**SOURCE DATA:**
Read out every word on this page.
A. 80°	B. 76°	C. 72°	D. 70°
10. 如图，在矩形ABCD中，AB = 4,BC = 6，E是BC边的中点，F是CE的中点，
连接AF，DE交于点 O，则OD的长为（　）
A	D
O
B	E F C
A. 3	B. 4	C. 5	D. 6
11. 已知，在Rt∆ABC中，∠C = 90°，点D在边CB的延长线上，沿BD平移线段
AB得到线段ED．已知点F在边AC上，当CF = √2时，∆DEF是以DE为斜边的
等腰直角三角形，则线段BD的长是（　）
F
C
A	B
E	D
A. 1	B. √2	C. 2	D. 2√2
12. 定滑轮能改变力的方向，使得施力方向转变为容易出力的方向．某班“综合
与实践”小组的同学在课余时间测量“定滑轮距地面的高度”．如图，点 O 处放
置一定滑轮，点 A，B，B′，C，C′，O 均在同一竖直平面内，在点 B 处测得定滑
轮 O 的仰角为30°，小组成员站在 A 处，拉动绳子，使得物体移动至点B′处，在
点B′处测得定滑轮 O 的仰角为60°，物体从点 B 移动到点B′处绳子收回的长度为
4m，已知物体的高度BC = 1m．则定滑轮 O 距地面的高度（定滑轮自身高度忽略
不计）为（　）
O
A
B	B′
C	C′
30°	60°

**CHALLENGE:**
The listing above must be transcribed exactly, line by line.

**SOLUTION FOR THIS EXERCISE:**
Read out every word on this page.
A. 80°	B. 76°	C. 72°	D. 70°
10. 如图，在矩形ABCD中，AB = 4,BC = 6，E是BC边的中点，F是CE的中点，
连接AF，DE交于点 O，则OD的长为（　）
A	D
O
B	E F C
A. 3	B. 4	C. 5	D. 6
11. 已知，在Rt∆ABC中，∠C = 90°，点D在边CB的延长线上，沿BD平移线段
AB得到线段ED．已知点F在边AC上，当CF = √2时，∆DEF是以DE为斜边的
等腰直角三角形，则线段BD的长是（　）
F
C
A	B
E	D
A. 1	B. √2	C. 2	D. 2√2
12. 定滑轮能改变力的方向，使得施力方向转变为容易出力的方向．某班“综合
与实践”小组的同学在课余时间测量“定滑轮距地面的高度”．如图，点 O 处放
置一定滑轮，点 A，B，B′，C，C′，O 均在同一竖直平面内，在点 B 处测得定滑
轮 O 的仰角为30°，小组成员站在 A 处，拉动绳子，使得物体移动至点B′处，在
点B′处测得定滑轮 O 的仰角为60°，物体从点 B 移动到点B′处绳子收回的长度为
4m，已知物体的高度BC = 1m．则定滑轮 O 距地面的高度（定滑轮自身高度忽略
不计）为（　）
O
A
B	B′
C	C′
30°	60°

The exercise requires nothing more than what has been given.